**Short task**
Only lines with the string "particle" matter here; gather them from the material below.

[Dataset entries on figures]
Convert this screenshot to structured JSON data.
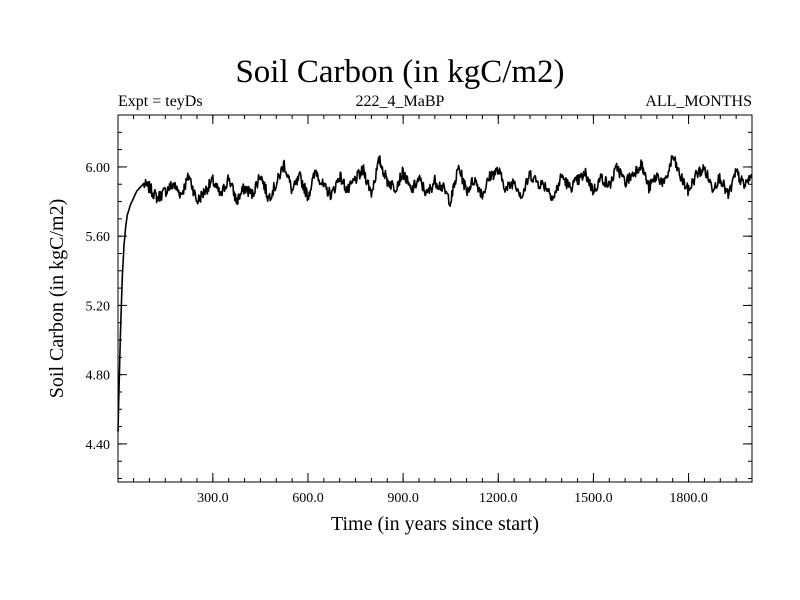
{
  "chart_data": {
    "type": "line",
    "title": "Soil Carbon (in kgC/m2)",
    "subtitle_left": "Expt = teyDs",
    "subtitle_center": "222_4_MaBP",
    "subtitle_right": "ALL_MONTHS",
    "xlabel": "Time (in years since start)",
    "ylabel": "Soil Carbon (in kgC/m2)",
    "xlim": [
      1,
      2000
    ],
    "ylim": [
      4.18,
      6.3
    ],
    "xticks": [
      300,
      600,
      900,
      1200,
      1500,
      1800
    ],
    "xtick_labels": [
      "300.0",
      "600.0",
      "900.0",
      "1200.0",
      "1500.0",
      "1800.0"
    ],
    "yticks": [
      4.4,
      4.8,
      5.2,
      5.6,
      6.0
    ],
    "ytick_labels": [
      "4.40",
      "4.80",
      "5.20",
      "5.60",
      "6.00"
    ],
    "series": [
      {
        "name": "Soil Carbon",
        "color": "#000000",
        "x": [
          1,
          5,
          10,
          15,
          20,
          25,
          30,
          40,
          50,
          60,
          70,
          80,
          90,
          100,
          125,
          150,
          175,
          200,
          225,
          250,
          275,
          300,
          325,
          350,
          375,
          400,
          425,
          450,
          475,
          500,
          525,
          550,
          575,
          600,
          625,
          650,
          675,
          700,
          725,
          750,
          775,
          800,
          825,
          850,
          875,
          900,
          925,
          950,
          975,
          1000,
          1025,
          1050,
          1075,
          1100,
          1125,
          1150,
          1175,
          1200,
          1225,
          1250,
          1275,
          1300,
          1325,
          1350,
          1375,
          1400,
          1425,
          1450,
          1475,
          1500,
          1525,
          1550,
          1575,
          1600,
          1625,
          1650,
          1675,
          1700,
          1725,
          1750,
          1775,
          1800,
          1825,
          1850,
          1875,
          1900,
          1925,
          1950,
          1975,
          2000
        ],
        "values": [
          4.47,
          4.78,
          5.12,
          5.38,
          5.55,
          5.65,
          5.72,
          5.78,
          5.82,
          5.86,
          5.88,
          5.9,
          5.89,
          5.88,
          5.82,
          5.86,
          5.9,
          5.84,
          5.95,
          5.8,
          5.86,
          5.92,
          5.83,
          5.94,
          5.8,
          5.88,
          5.84,
          5.96,
          5.82,
          5.9,
          6.02,
          5.86,
          5.94,
          5.83,
          5.98,
          5.88,
          5.84,
          5.95,
          5.86,
          5.93,
          5.98,
          5.85,
          6.04,
          5.92,
          5.88,
          5.97,
          5.86,
          5.93,
          5.84,
          5.92,
          5.88,
          5.8,
          6.0,
          5.86,
          5.93,
          5.84,
          5.95,
          5.98,
          5.87,
          5.92,
          5.83,
          5.96,
          5.91,
          5.89,
          5.82,
          5.95,
          5.88,
          5.92,
          5.96,
          5.86,
          5.94,
          5.89,
          6.0,
          5.91,
          5.96,
          6.02,
          5.88,
          5.95,
          5.9,
          6.06,
          5.94,
          5.86,
          5.96,
          5.99,
          5.88,
          5.94,
          5.83,
          5.97,
          5.89,
          5.95
        ]
      }
    ]
  }
}
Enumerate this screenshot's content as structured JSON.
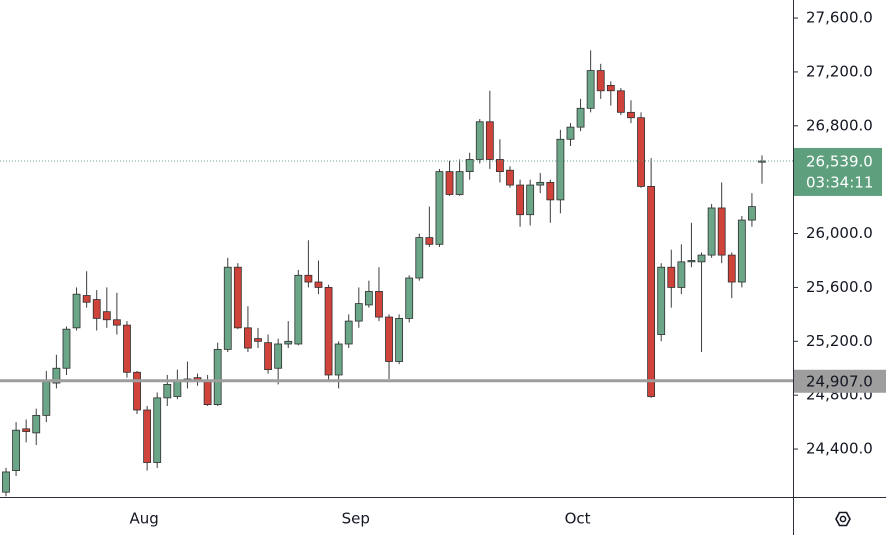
{
  "chart_data": {
    "type": "candlestick",
    "categories": [
      null,
      null,
      null,
      null,
      null,
      null,
      null,
      null,
      null,
      null,
      null,
      null,
      null,
      null,
      "Aug",
      null,
      null,
      null,
      null,
      null,
      null,
      null,
      null,
      null,
      null,
      null,
      null,
      null,
      null,
      null,
      null,
      null,
      null,
      null,
      null,
      "Sep",
      null,
      null,
      null,
      null,
      null,
      null,
      null,
      null,
      null,
      null,
      null,
      null,
      null,
      null,
      null,
      null,
      null,
      null,
      null,
      null,
      null,
      "Oct",
      null,
      null,
      null,
      null,
      null,
      null,
      null,
      null,
      null,
      null,
      null,
      null,
      null,
      null,
      null,
      null,
      null,
      null
    ],
    "open": [
      24080,
      24240,
      24550,
      24520,
      24650,
      24890,
      25000,
      25300,
      25540,
      25510,
      25420,
      25360,
      25320,
      24970,
      24690,
      24300,
      24780,
      24790,
      24900,
      24930,
      24900,
      24730,
      25140,
      25750,
      25300,
      25220,
      25190,
      25000,
      25180,
      25180,
      25690,
      25640,
      25600,
      24950,
      25180,
      25350,
      25470,
      25570,
      25380,
      25050,
      25370,
      25670,
      25970,
      25920,
      26460,
      26290,
      26460,
      26550,
      26830,
      26550,
      26470,
      26360,
      26140,
      26360,
      26380,
      26250,
      26700,
      26790,
      26930,
      27210,
      27100,
      27060,
      26900,
      26860,
      26350,
      25250,
      25750,
      25600,
      25790,
      25790,
      25840,
      26190,
      25840,
      25640,
      26100,
      26530
    ],
    "high": [
      24260,
      24600,
      24620,
      24700,
      24980,
      25100,
      25310,
      25600,
      25720,
      25580,
      25600,
      25560,
      25350,
      24980,
      24720,
      24820,
      24950,
      24990,
      25050,
      24960,
      24950,
      25190,
      25820,
      25780,
      25460,
      25300,
      25250,
      25220,
      25350,
      25730,
      25950,
      25800,
      25620,
      25200,
      25400,
      25600,
      25650,
      25750,
      25400,
      25400,
      25690,
      26000,
      26200,
      26480,
      26540,
      26550,
      26600,
      26850,
      27060,
      26700,
      26500,
      26400,
      26400,
      26450,
      26400,
      26770,
      26820,
      27000,
      27360,
      27260,
      27130,
      27080,
      26990,
      26900,
      26560,
      25780,
      25880,
      25920,
      26080,
      25860,
      26220,
      26380,
      25860,
      26130,
      26300,
      26580
    ],
    "low": [
      24050,
      24200,
      24450,
      24430,
      24600,
      24850,
      24950,
      25280,
      25450,
      25280,
      25300,
      25250,
      24930,
      24660,
      24240,
      24260,
      24720,
      24770,
      24850,
      24870,
      24720,
      24720,
      25120,
      25290,
      25120,
      25150,
      24960,
      24880,
      25150,
      25170,
      25600,
      25550,
      24900,
      24850,
      25150,
      25300,
      25450,
      25350,
      24920,
      25030,
      25340,
      25650,
      25900,
      25900,
      26280,
      26280,
      26400,
      26520,
      26480,
      26380,
      26340,
      26050,
      26060,
      26300,
      26080,
      26150,
      26650,
      26760,
      26900,
      27000,
      26950,
      26880,
      26820,
      26340,
      24780,
      25200,
      25450,
      25550,
      25750,
      25120,
      25820,
      25780,
      25520,
      25600,
      26050,
      26370
    ],
    "close": [
      24230,
      24540,
      24530,
      24650,
      24900,
      25000,
      25290,
      25550,
      25490,
      25370,
      25360,
      25320,
      24970,
      24690,
      24300,
      24780,
      24880,
      24910,
      24920,
      24900,
      24730,
      25140,
      25750,
      25300,
      25150,
      25200,
      24990,
      25180,
      25200,
      25690,
      25640,
      25600,
      24950,
      25180,
      25350,
      25480,
      25570,
      25380,
      25050,
      25370,
      25670,
      25970,
      25920,
      26460,
      26290,
      26460,
      26550,
      26830,
      26550,
      26460,
      26360,
      26140,
      26360,
      26380,
      26250,
      26700,
      26790,
      26930,
      27210,
      27060,
      27060,
      26900,
      26860,
      26350,
      24790,
      25750,
      25600,
      25790,
      25800,
      25840,
      26190,
      25840,
      25640,
      26100,
      26200,
      26539
    ],
    "up_color": "#6ba689",
    "down_color": "#d0433a",
    "ylim": [
      24044,
      27734
    ],
    "yticks": [
      {
        "value": 24400,
        "label": "24,400.0"
      },
      {
        "value": 24800,
        "label": "24,800.0"
      },
      {
        "value": 25200,
        "label": "25,200.0"
      },
      {
        "value": 25600,
        "label": "25,600.0"
      },
      {
        "value": 26000,
        "label": "26,000.0"
      },
      {
        "value": 26400,
        "label": "26,400.0"
      },
      {
        "value": 26800,
        "label": "26,800.0"
      },
      {
        "value": 27200,
        "label": "27,200.0"
      },
      {
        "value": 27600,
        "label": "27,600.0"
      }
    ],
    "price_line": {
      "value": 26539,
      "label": "26,539.0",
      "countdown": "03:34:11",
      "color": "#5e9f7e"
    },
    "horizontal_line": {
      "value": 24907,
      "label": "24,907.0",
      "color": "#9e9e9e"
    }
  }
}
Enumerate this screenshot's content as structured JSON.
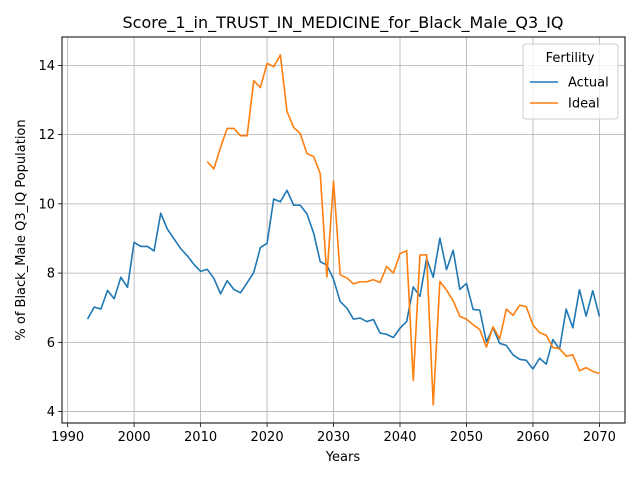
{
  "chart_data": {
    "type": "line",
    "title": "Score_1_in_TRUST_IN_MEDICINE_for_Black_Male_Q3_IQ",
    "xlabel": "Years",
    "ylabel": "% of Black_Male Q3_IQ Population",
    "xlim": [
      1989.15,
      2073.85
    ],
    "ylim": [
      3.67,
      14.82
    ],
    "xticks": [
      1990,
      2000,
      2010,
      2020,
      2030,
      2040,
      2050,
      2060,
      2070
    ],
    "yticks": [
      4,
      6,
      8,
      10,
      12,
      14
    ],
    "grid": true,
    "legend": {
      "title": "Fertility",
      "placement": "top-right"
    },
    "series": [
      {
        "name": "Actual",
        "color": "#1f77b4",
        "x": [
          1993,
          1994,
          1995,
          1996,
          1997,
          1998,
          1999,
          2000,
          2001,
          2002,
          2003,
          2004,
          2005,
          2006,
          2007,
          2008,
          2009,
          2010,
          2011,
          2012,
          2013,
          2014,
          2015,
          2016,
          2017,
          2018,
          2019,
          2020,
          2021,
          2022,
          2023,
          2024,
          2025,
          2026,
          2027,
          2028,
          2029,
          2030,
          2031,
          2032,
          2033,
          2034,
          2035,
          2036,
          2037,
          2038,
          2039,
          2040,
          2041,
          2042,
          2043,
          2044,
          2045,
          2046,
          2047,
          2048,
          2049,
          2050,
          2051,
          2052,
          2053,
          2054,
          2055,
          2056,
          2057,
          2058,
          2059,
          2060,
          2061,
          2062,
          2063,
          2064,
          2065,
          2066,
          2067,
          2068,
          2069,
          2070
        ],
        "y": [
          6.67,
          7.02,
          6.96,
          7.5,
          7.26,
          7.88,
          7.59,
          8.89,
          8.77,
          8.77,
          8.64,
          9.73,
          9.27,
          8.99,
          8.71,
          8.5,
          8.25,
          8.05,
          8.11,
          7.85,
          7.4,
          7.78,
          7.53,
          7.43,
          7.72,
          8.02,
          8.74,
          8.86,
          10.14,
          10.06,
          10.39,
          9.96,
          9.96,
          9.71,
          9.16,
          8.33,
          8.23,
          7.82,
          7.18,
          6.99,
          6.67,
          6.7,
          6.6,
          6.66,
          6.27,
          6.23,
          6.14,
          6.41,
          6.6,
          7.6,
          7.33,
          8.42,
          7.88,
          9.01,
          8.1,
          8.66,
          7.53,
          7.7,
          6.95,
          6.93,
          6.01,
          6.42,
          5.97,
          5.91,
          5.64,
          5.51,
          5.48,
          5.23,
          5.54,
          5.37,
          6.08,
          5.8,
          6.96,
          6.42,
          7.52,
          6.76,
          7.49,
          6.75
        ]
      },
      {
        "name": "Ideal",
        "color": "#ff7f0e",
        "x": [
          2011,
          2012,
          2013,
          2014,
          2015,
          2016,
          2017,
          2018,
          2019,
          2020,
          2021,
          2022,
          2023,
          2024,
          2025,
          2026,
          2027,
          2028,
          2029,
          2030,
          2031,
          2032,
          2033,
          2034,
          2035,
          2036,
          2037,
          2038,
          2039,
          2040,
          2041,
          2042,
          2043,
          2044,
          2045,
          2046,
          2047,
          2048,
          2049,
          2050,
          2051,
          2052,
          2053,
          2054,
          2055,
          2056,
          2057,
          2058,
          2059,
          2060,
          2061,
          2062,
          2063,
          2064,
          2065,
          2066,
          2067,
          2068,
          2069,
          2070
        ],
        "y": [
          11.22,
          11.01,
          11.63,
          12.18,
          12.18,
          11.97,
          11.97,
          13.56,
          13.36,
          14.06,
          13.96,
          14.3,
          12.67,
          12.21,
          12.03,
          11.45,
          11.37,
          10.87,
          7.89,
          10.66,
          7.95,
          7.86,
          7.69,
          7.75,
          7.75,
          7.81,
          7.73,
          8.19,
          8.0,
          8.56,
          8.65,
          4.9,
          8.52,
          8.53,
          4.19,
          7.76,
          7.51,
          7.2,
          6.75,
          6.67,
          6.51,
          6.37,
          5.86,
          6.45,
          6.1,
          6.96,
          6.78,
          7.07,
          7.03,
          6.5,
          6.28,
          6.2,
          5.85,
          5.82,
          5.6,
          5.64,
          5.18,
          5.27,
          5.16,
          5.1
        ]
      }
    ]
  }
}
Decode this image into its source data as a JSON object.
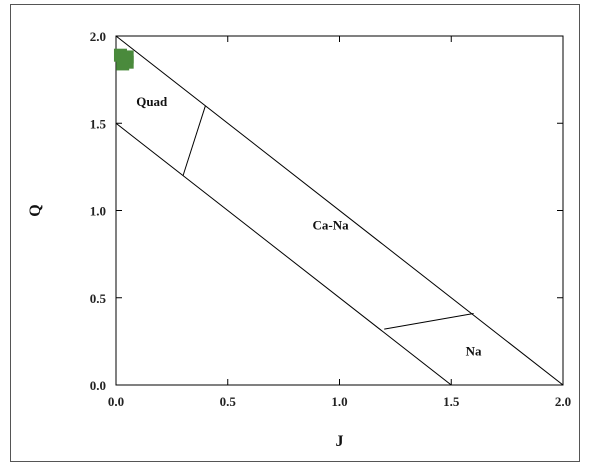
{
  "chart_data": {
    "type": "scatter",
    "title": "",
    "xlabel": "J",
    "ylabel": "Q",
    "xlim": [
      0.0,
      2.0
    ],
    "ylim": [
      0.0,
      2.0
    ],
    "x_ticks": [
      "0.0",
      "0.5",
      "1.0",
      "1.5",
      "2.0"
    ],
    "y_ticks": [
      "0.0",
      "0.5",
      "1.0",
      "1.5",
      "2.0"
    ],
    "grid": false,
    "marker_color": "#4a8a3c",
    "line_color": "#000000",
    "series": [
      {
        "points": [
          {
            "x": 0.02,
            "y": 1.89
          },
          {
            "x": 0.04,
            "y": 1.87
          },
          {
            "x": 0.05,
            "y": 1.85
          },
          {
            "x": 0.03,
            "y": 1.84
          },
          {
            "x": 0.05,
            "y": 1.88
          }
        ]
      }
    ],
    "boundary_lines": [
      {
        "from": [
          0.0,
          2.0
        ],
        "to": [
          2.0,
          0.0
        ]
      },
      {
        "from": [
          0.0,
          1.5
        ],
        "to": [
          1.5,
          0.0
        ]
      },
      {
        "from": [
          0.3,
          1.2
        ],
        "to": [
          0.4,
          1.6
        ]
      },
      {
        "from": [
          1.2,
          0.32
        ],
        "to": [
          1.6,
          0.41
        ]
      }
    ],
    "region_labels": [
      {
        "text": "Quad",
        "x": 0.16,
        "y": 1.6
      },
      {
        "text": "Ca-Na",
        "x": 0.96,
        "y": 0.89
      },
      {
        "text": "Na",
        "x": 1.6,
        "y": 0.17
      }
    ]
  }
}
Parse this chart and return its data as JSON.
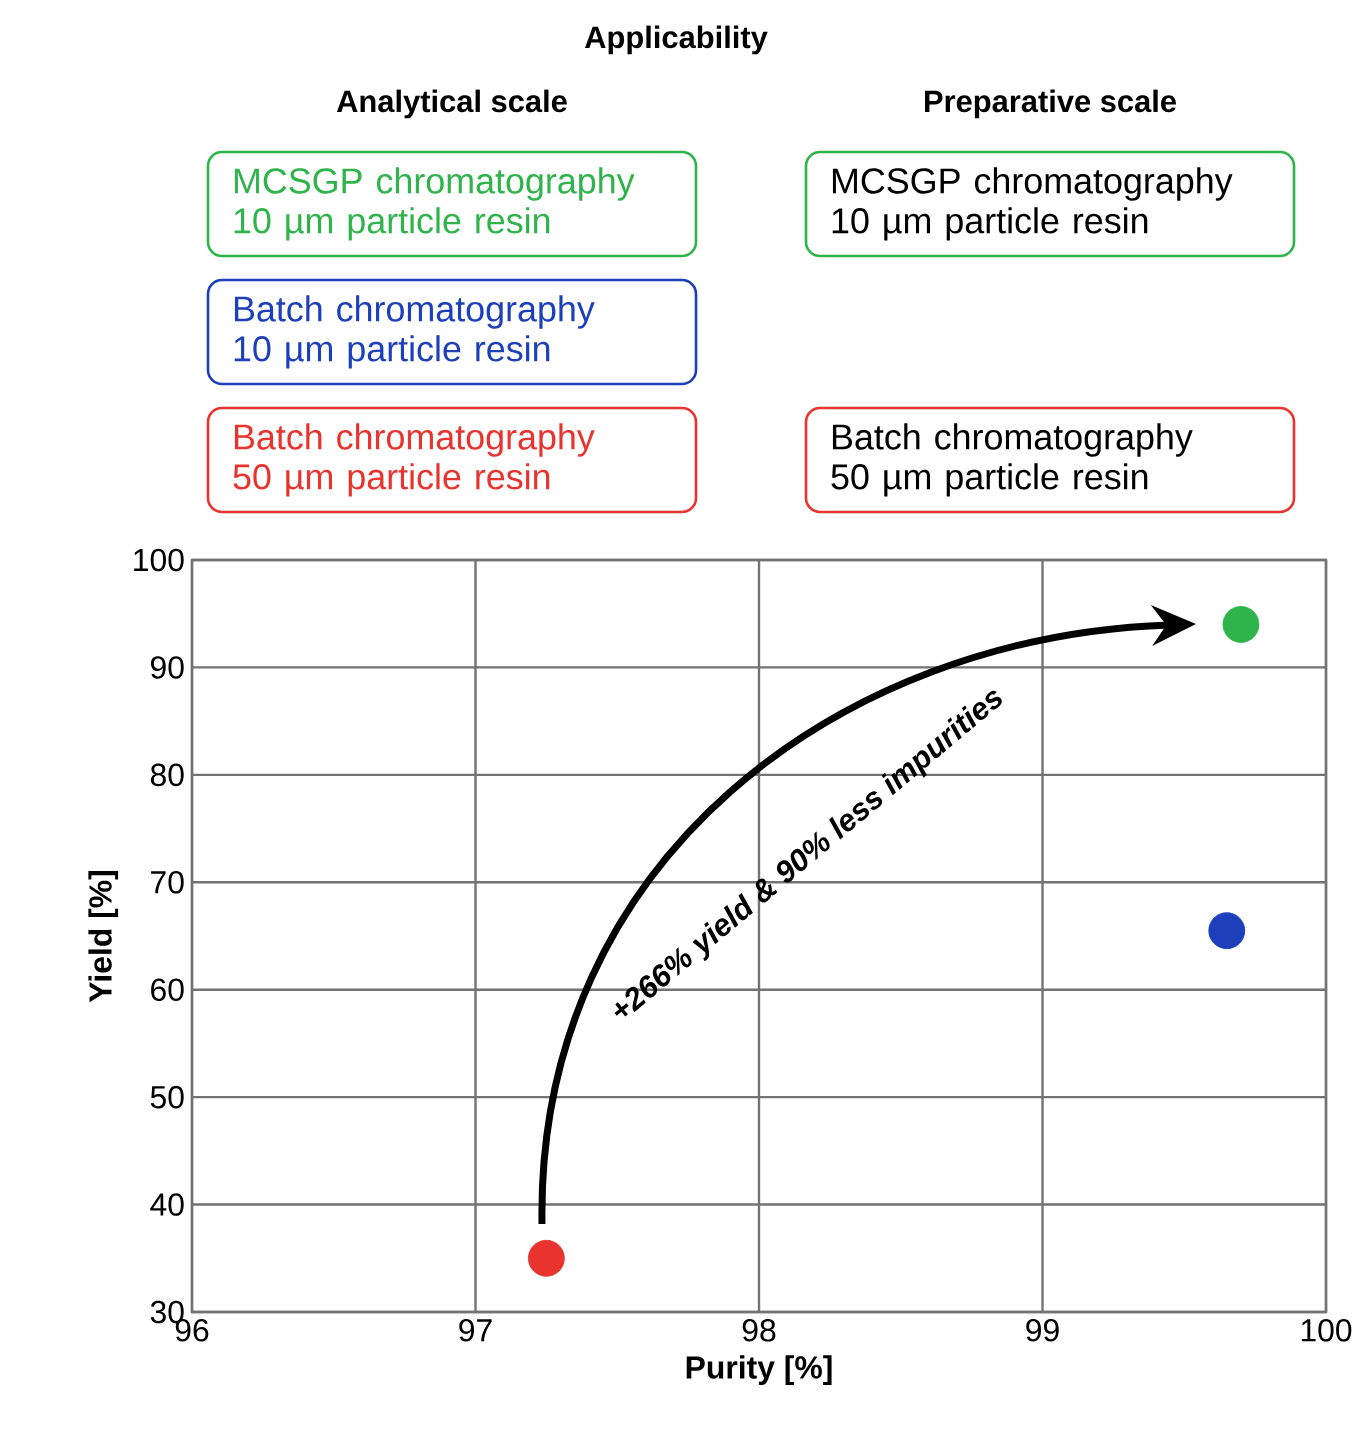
{
  "chart_data": {
    "type": "scatter",
    "legend_title": "Applicability",
    "xlabel": "Purity [%]",
    "ylabel": "Yield [%]",
    "xlim": [
      96,
      100
    ],
    "xticks": [
      96,
      97,
      98,
      99,
      100
    ],
    "ylim": [
      30,
      100
    ],
    "yticks": [
      30,
      40,
      50,
      60,
      70,
      80,
      90,
      100
    ],
    "grid": true,
    "legend": "top",
    "marker": "circle",
    "series": [
      {
        "name": "MCSGP chromatography 10 µm particle resin",
        "color": "#2fb34b",
        "x": [
          99.7
        ],
        "values": [
          94
        ]
      },
      {
        "name": "Batch chromatography 10 µm particle resin",
        "color": "#1d3fbb",
        "x": [
          99.65
        ],
        "values": [
          65.5
        ]
      },
      {
        "name": "Batch chromatography 50 µm particle resin",
        "color": "#e8332e",
        "x": [
          97.25
        ],
        "values": [
          35
        ]
      }
    ],
    "annotations": [
      "Analytical scale",
      "Preparative scale",
      "MCSGP chromatography 10 µm particle resin",
      "Batch chromatography 50 µm particle resin",
      "+266% yield & 90% less impurities"
    ]
  }
}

**Result of the exercise**
        "name": "MCSGP chromatography 10 µm particle resin",
        "name": "Batch chromatography 10 µm particle resin",
        "name": "Batch chromatography 50 µm particle resin",
      "MCSGP chromatography 10 µm particle resin",
      "Batch chromatography 50 µm particle resin",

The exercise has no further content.